◆ Requirement
Repeat every line exactly, keeping the pictures out of the copy.

◆ Records supplied

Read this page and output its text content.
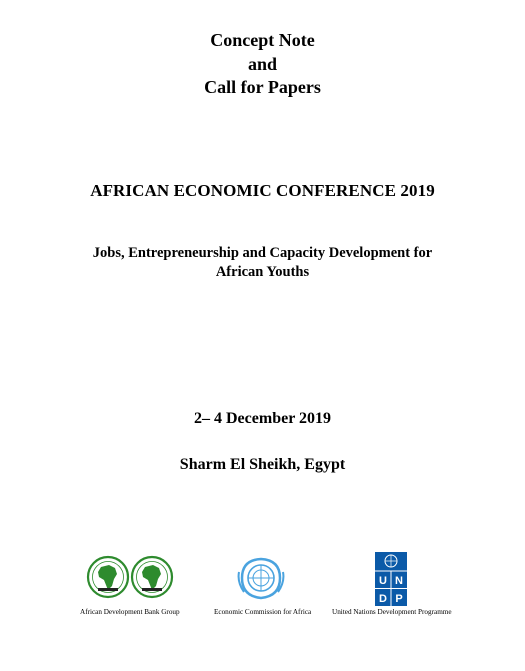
Concept Note
and
Call for Papers
AFRICAN ECONOMIC CONFERENCE 2019
Jobs, Entrepreneurship and Capacity Development for
African Youths
2– 4 December 2019
Sharm El Sheikh, Egypt
African Development Bank Group	Economic Commission for Africa
U N
D P
United Nations Development Programme
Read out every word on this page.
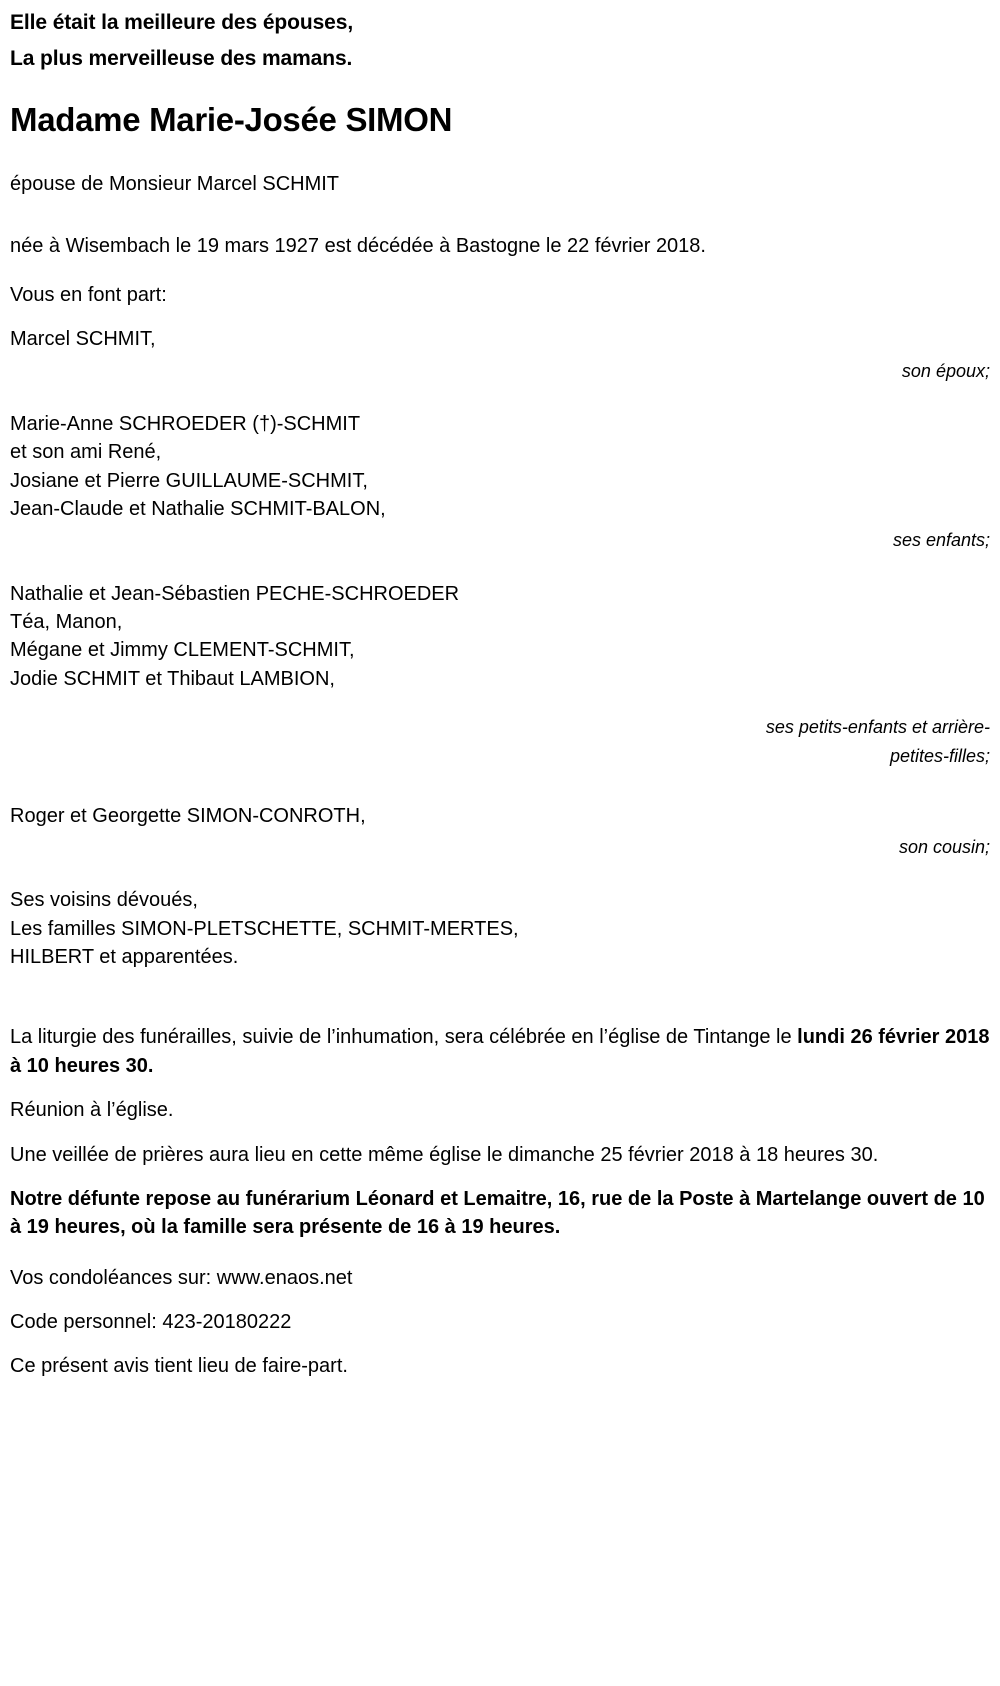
Elle était la meilleure des épouses,

La plus merveilleuse des mamans.

Madame Marie-Josée SIMON

épouse de Monsieur Marcel SCHMIT

née à Wisembach le 19 mars 1927 est décédée à Bastogne le 22 février 2018.

Vous en font part:

Marcel SCHMIT,
son époux;
Marie-Anne SCHROEDER (†)-SCHMIT
et son ami René,
Josiane et Pierre GUILLAUME-SCHMIT,
Jean-Claude et Nathalie SCHMIT-BALON,
ses enfants;
Nathalie et Jean-Sébastien PECHE-SCHROEDER
Téa, Manon,
Mégane et Jimmy CLEMENT-SCHMIT,
Jodie SCHMIT et Thibaut LAMBION,
ses petits-enfants et arrière-petites-filles;
Roger et Georgette SIMON-CONROTH,
son cousin;

Ses voisins dévoués,

Les familles SIMON-PLETSCHETTE, SCHMIT-MERTES,

HILBERT et apparentées.

La liturgie des funérailles, suivie de l’inhumation, sera célébrée en l’église de Tintange le lundi 26 février 2018 à 10 heures 30.

Réunion à l’église.

Une veillée de prières aura lieu en cette même église le dimanche 25 février 2018 à 18 heures 30.

Notre défunte repose au funérarium Léonard et Lemaitre, 16, rue de la Poste à Martelange ouvert de 10 à 19 heures, où la famille sera présente de 16 à 19 heures.

Vos condoléances sur: www.enaos.net

Code personnel: 423-20180222

Ce présent avis tient lieu de faire-part.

◆ Reply
Read this page and output its text content.
Concept Note
and
Call for Papers
AFRICAN ECONOMIC CONFERENCE 2019
Jobs, Entrepreneurship and Capacity Development for
African Youths
2– 4 December 2019
Sharm El Sheikh, Egypt
African Development Bank Group	Economic Commission for Africa
U N
D P
United Nations Development Programme
Read out every word on this page.
Elle était la meilleure des épouses,

La plus merveilleuse des mamans.

Madame Marie-Josée SIMON

épouse de Monsieur Marcel SCHMIT

née à Wisembach le 19 mars 1927 est décédée à Bastogne le 22 février 2018.

Vous en font part:

Marcel SCHMIT,
son époux;
Marie-Anne SCHROEDER (†)-SCHMIT
et son ami René,
Josiane et Pierre GUILLAUME-SCHMIT,
Jean-Claude et Nathalie SCHMIT-BALON,
ses enfants;
Nathalie et Jean-Sébastien PECHE-SCHROEDER
Téa, Manon,
Mégane et Jimmy CLEMENT-SCHMIT,
Jodie SCHMIT et Thibaut LAMBION,
ses petits-enfants et arrière-petites-filles;
Roger et Georgette SIMON-CONROTH,
son cousin;

Ses voisins dévoués,

Les familles SIMON-PLETSCHETTE, SCHMIT-MERTES,

HILBERT et apparentées.

La liturgie des funérailles, suivie de l’inhumation, sera célébrée en l’église de Tintange le lundi 26 février 2018 à 10 heures 30.

Réunion à l’église.

Une veillée de prières aura lieu en cette même église le dimanche 25 février 2018 à 18 heures 30.

Notre défunte repose au funérarium Léonard et Lemaitre, 16, rue de la Poste à Martelange ouvert de 10 à 19 heures, où la famille sera présente de 16 à 19 heures.

Vos condoléances sur: www.enaos.net

Code personnel: 423-20180222

Ce présent avis tient lieu de faire-part.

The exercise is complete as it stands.